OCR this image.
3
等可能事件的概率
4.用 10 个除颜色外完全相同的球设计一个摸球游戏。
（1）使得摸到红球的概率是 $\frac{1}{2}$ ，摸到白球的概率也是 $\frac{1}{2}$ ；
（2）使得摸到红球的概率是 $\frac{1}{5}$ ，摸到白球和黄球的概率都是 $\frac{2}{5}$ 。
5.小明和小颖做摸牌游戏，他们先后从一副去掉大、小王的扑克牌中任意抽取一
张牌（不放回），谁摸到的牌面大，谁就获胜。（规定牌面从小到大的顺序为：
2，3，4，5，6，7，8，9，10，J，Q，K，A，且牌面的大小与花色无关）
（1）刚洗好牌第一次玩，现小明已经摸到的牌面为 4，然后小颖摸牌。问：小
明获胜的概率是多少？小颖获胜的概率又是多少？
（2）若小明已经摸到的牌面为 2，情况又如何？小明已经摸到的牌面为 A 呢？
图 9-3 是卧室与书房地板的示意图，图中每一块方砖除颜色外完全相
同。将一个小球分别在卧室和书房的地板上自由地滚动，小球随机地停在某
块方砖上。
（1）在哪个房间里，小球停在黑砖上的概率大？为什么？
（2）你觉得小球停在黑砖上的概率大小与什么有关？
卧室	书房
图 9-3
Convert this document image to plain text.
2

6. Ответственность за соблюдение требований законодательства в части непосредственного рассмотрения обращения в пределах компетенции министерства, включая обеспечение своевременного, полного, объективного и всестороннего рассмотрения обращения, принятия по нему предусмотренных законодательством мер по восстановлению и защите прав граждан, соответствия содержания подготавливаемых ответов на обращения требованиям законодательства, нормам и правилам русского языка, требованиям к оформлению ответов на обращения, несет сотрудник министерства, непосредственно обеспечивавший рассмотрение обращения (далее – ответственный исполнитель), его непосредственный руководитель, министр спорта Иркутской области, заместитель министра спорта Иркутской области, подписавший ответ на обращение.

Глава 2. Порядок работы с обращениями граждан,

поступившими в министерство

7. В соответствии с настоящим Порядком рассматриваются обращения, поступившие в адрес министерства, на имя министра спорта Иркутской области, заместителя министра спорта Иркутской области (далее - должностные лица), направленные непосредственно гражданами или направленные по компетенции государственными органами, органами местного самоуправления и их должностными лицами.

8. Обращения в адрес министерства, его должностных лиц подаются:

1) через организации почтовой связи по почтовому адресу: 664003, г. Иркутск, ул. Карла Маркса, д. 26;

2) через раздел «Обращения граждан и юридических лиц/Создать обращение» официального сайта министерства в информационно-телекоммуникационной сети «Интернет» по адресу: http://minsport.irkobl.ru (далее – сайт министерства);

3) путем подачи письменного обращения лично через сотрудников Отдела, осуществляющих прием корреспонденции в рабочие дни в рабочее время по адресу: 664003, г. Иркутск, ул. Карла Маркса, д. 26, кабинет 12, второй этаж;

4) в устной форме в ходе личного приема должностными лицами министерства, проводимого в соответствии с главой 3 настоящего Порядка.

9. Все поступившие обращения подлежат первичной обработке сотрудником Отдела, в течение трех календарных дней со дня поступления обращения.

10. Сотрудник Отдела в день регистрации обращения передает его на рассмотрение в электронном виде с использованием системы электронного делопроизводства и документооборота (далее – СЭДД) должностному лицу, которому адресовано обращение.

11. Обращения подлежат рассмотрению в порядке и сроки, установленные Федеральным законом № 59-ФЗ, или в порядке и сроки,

» **What is needed**
Count the lines of the material that include the word "должностными", then state only the total.

» **Answer**
2